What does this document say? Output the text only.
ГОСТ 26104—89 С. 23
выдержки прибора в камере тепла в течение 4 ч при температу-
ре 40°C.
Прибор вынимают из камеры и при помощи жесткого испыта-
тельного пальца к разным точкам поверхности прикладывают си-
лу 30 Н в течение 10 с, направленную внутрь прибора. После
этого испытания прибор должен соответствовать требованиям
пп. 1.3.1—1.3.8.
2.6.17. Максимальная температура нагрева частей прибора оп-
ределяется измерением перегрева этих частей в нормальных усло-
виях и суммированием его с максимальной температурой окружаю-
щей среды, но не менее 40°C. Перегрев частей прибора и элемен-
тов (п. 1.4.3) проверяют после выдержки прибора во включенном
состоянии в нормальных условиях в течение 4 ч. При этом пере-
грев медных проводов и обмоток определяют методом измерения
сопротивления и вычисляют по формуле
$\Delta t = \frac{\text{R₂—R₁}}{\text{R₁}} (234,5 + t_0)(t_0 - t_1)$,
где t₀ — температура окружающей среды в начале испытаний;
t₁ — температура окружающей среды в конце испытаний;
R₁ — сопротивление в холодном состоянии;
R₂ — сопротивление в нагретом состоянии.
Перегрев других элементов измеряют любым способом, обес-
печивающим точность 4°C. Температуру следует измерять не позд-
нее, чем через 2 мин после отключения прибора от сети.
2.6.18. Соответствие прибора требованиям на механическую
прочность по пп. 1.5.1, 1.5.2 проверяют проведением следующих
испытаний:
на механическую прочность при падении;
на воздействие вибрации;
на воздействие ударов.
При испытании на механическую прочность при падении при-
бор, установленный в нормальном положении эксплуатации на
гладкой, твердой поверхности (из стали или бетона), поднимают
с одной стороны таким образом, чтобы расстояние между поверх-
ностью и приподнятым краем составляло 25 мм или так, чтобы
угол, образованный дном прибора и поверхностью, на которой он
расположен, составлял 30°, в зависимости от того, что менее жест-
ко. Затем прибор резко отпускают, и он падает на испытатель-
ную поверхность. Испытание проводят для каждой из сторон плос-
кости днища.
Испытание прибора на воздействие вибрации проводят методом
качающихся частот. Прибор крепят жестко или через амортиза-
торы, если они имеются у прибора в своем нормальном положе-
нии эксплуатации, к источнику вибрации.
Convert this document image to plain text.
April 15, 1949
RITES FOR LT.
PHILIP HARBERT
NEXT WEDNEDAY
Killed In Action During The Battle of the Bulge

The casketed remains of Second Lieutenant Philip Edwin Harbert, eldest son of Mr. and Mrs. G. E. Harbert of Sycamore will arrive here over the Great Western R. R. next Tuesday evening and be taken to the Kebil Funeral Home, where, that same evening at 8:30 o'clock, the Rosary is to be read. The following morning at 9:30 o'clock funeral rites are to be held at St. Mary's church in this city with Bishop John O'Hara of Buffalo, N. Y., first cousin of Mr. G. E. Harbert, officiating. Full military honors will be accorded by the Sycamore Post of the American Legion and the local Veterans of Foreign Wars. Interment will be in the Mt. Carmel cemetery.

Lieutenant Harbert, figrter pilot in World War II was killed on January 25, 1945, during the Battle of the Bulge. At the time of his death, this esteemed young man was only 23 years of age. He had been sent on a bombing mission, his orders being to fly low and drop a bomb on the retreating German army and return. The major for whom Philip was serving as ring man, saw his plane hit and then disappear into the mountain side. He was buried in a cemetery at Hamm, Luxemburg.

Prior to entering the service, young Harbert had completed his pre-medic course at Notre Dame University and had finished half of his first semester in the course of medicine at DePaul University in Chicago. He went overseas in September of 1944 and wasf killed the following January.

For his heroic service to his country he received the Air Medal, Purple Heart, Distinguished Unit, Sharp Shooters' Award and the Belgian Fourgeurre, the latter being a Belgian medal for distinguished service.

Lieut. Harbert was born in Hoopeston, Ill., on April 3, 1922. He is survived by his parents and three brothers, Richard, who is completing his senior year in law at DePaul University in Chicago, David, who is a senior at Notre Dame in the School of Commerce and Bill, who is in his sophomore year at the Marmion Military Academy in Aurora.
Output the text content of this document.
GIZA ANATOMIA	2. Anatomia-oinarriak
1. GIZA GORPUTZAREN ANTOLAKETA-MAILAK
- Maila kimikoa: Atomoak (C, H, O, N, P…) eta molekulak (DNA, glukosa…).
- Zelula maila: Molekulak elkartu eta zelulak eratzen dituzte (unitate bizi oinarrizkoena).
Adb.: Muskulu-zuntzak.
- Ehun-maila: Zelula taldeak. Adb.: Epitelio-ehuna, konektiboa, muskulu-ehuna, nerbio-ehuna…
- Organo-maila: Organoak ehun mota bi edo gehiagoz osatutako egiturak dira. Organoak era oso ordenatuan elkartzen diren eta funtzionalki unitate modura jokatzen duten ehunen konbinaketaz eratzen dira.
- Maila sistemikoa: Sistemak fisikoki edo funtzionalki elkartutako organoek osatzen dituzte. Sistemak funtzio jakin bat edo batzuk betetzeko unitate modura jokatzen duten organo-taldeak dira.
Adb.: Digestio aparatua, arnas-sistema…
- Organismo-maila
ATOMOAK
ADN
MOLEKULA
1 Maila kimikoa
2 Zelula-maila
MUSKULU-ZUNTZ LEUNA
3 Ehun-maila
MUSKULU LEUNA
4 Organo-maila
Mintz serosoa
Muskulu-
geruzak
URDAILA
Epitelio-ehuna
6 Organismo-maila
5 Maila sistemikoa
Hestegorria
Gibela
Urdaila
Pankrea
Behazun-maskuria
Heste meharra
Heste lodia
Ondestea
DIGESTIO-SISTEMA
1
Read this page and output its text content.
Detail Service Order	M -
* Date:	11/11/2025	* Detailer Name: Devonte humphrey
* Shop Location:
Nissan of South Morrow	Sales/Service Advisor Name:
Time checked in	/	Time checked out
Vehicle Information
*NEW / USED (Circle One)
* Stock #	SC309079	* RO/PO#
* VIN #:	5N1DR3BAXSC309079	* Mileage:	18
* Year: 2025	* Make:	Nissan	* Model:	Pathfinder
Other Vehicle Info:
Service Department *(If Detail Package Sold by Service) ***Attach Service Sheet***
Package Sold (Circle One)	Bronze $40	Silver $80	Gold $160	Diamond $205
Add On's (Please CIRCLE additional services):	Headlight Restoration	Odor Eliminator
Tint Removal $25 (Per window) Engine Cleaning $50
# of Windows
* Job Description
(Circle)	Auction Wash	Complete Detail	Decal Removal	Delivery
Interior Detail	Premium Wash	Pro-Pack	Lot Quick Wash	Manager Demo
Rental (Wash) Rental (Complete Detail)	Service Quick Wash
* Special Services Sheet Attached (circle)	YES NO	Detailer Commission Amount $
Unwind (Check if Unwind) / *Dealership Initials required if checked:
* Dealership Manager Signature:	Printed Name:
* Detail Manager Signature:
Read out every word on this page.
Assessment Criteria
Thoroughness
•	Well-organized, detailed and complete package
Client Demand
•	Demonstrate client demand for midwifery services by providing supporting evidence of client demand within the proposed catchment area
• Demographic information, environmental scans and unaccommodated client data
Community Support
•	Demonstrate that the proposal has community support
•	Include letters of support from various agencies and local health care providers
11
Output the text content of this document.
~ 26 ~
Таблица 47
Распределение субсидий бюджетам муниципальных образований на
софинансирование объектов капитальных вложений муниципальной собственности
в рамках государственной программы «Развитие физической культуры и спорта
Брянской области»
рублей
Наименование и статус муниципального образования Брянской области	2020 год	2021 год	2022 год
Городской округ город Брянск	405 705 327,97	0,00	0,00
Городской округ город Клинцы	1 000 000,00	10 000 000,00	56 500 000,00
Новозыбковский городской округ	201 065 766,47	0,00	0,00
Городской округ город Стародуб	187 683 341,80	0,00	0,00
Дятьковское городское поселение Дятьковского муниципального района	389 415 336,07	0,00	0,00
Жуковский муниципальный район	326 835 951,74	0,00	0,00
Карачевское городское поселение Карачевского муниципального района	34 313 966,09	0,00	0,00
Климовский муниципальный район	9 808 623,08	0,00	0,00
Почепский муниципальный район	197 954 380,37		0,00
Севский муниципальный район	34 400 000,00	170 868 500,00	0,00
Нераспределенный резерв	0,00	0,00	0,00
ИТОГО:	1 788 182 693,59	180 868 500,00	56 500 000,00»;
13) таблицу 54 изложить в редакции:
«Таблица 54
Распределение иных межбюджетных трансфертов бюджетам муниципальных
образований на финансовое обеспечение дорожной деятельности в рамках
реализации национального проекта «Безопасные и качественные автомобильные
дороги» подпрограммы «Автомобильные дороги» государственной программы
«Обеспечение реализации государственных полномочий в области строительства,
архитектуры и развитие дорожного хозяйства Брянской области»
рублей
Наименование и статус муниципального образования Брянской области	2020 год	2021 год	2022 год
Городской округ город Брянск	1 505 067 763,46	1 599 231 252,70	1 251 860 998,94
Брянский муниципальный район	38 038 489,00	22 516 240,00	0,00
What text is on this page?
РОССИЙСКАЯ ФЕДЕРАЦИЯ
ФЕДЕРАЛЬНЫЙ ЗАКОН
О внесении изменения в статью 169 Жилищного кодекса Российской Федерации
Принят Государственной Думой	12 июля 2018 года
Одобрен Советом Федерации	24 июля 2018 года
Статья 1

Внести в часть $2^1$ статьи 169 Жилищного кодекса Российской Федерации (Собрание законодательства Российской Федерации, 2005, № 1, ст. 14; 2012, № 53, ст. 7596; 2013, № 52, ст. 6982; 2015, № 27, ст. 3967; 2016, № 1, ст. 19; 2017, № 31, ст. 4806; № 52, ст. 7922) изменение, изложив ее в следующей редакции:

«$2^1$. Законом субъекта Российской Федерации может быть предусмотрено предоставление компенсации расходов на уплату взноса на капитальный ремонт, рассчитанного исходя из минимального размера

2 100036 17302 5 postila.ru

-- What the task asks --
Could you quote, exactly as they appear, the line containing "What text is on this page?" and every line after it to the end of the records above?

-- Answer below --
What text is on this page?
РОССИЙСКАЯ ФЕДЕРАЦИЯ
ФЕДЕРАЛЬНЫЙ ЗАКОН
О внесении изменения в статью 169 Жилищного кодекса Российской Федерации
Принят Государственной Думой	12 июля 2018 года
Одобрен Советом Федерации	24 июля 2018 года
Статья 1

Внести в часть $2^1$ статьи 169 Жилищного кодекса Российской Федерации (Собрание законодательства Российской Федерации, 2005, № 1, ст. 14; 2012, № 53, ст. 7596; 2013, № 52, ст. 6982; 2015, № 27, ст. 3967; 2016, № 1, ст. 19; 2017, № 31, ст. 4806; № 52, ст. 7922) изменение, изложив ее в следующей редакции:

«$2^1$. Законом субъекта Российской Федерации может быть предусмотрено предоставление компенсации расходов на уплату взноса на капитальный ремонт, рассчитанного исходя из минимального размера

2 100036 17302 5 postila.ru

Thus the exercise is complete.